*WORK REQUIRED*. Copy out all the lines where "Baltimore" shows up.

*RECORD LIST*.
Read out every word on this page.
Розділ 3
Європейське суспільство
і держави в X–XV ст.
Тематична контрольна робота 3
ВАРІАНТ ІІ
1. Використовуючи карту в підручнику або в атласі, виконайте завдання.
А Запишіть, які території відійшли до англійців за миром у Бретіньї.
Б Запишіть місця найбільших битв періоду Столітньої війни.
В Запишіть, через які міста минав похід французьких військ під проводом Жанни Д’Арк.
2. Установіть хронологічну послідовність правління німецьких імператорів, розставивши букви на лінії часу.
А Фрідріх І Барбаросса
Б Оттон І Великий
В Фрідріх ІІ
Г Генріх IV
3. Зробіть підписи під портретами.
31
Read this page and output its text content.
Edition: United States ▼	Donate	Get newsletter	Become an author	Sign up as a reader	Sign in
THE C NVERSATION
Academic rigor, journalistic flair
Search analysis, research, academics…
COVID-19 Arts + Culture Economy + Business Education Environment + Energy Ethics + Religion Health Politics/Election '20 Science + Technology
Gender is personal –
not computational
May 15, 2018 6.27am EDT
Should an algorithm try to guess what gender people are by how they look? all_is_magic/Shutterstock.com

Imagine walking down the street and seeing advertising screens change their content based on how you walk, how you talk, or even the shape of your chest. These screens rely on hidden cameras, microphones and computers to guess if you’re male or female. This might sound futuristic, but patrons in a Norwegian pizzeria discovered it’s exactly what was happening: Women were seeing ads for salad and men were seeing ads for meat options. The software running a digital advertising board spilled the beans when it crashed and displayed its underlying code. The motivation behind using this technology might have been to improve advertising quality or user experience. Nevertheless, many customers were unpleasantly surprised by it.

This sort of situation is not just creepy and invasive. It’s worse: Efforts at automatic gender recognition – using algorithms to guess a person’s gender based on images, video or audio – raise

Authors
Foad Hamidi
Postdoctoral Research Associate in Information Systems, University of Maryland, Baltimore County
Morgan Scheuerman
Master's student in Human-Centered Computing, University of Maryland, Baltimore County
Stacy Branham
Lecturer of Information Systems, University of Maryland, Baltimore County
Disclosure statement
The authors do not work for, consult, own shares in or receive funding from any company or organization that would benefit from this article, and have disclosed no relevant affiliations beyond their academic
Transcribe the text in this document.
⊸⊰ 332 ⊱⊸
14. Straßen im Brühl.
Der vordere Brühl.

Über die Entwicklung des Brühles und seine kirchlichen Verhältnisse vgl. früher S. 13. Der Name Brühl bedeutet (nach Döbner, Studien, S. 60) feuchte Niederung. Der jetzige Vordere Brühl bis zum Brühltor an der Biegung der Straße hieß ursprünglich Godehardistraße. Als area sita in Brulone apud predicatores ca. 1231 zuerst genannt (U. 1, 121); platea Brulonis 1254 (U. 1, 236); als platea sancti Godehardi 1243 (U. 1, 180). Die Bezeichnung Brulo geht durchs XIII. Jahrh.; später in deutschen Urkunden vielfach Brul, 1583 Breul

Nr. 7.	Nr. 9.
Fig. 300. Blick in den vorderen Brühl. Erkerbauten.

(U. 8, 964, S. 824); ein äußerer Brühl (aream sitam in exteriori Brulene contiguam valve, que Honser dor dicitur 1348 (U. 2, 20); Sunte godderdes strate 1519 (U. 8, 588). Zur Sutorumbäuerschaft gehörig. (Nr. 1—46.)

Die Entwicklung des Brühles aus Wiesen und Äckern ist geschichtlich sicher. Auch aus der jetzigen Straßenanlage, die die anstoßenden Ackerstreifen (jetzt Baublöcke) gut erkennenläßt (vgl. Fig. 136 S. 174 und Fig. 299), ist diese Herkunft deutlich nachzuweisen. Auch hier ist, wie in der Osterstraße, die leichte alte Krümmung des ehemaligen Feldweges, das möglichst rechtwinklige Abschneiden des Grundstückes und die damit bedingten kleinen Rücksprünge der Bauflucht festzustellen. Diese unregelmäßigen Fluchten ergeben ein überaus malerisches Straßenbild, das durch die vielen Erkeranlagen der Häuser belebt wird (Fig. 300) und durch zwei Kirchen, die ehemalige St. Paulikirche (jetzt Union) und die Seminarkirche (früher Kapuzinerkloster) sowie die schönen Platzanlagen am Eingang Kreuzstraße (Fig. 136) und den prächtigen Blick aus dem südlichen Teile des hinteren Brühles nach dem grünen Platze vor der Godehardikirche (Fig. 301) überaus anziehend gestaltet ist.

*FULL SOLUTION*.
Postdoctoral Research Associate in Information Systems, University of Maryland, Baltimore County
Master's student in Human-Centered Computing, University of Maryland, Baltimore County
Lecturer of Information Systems, University of Maryland, Baltimore County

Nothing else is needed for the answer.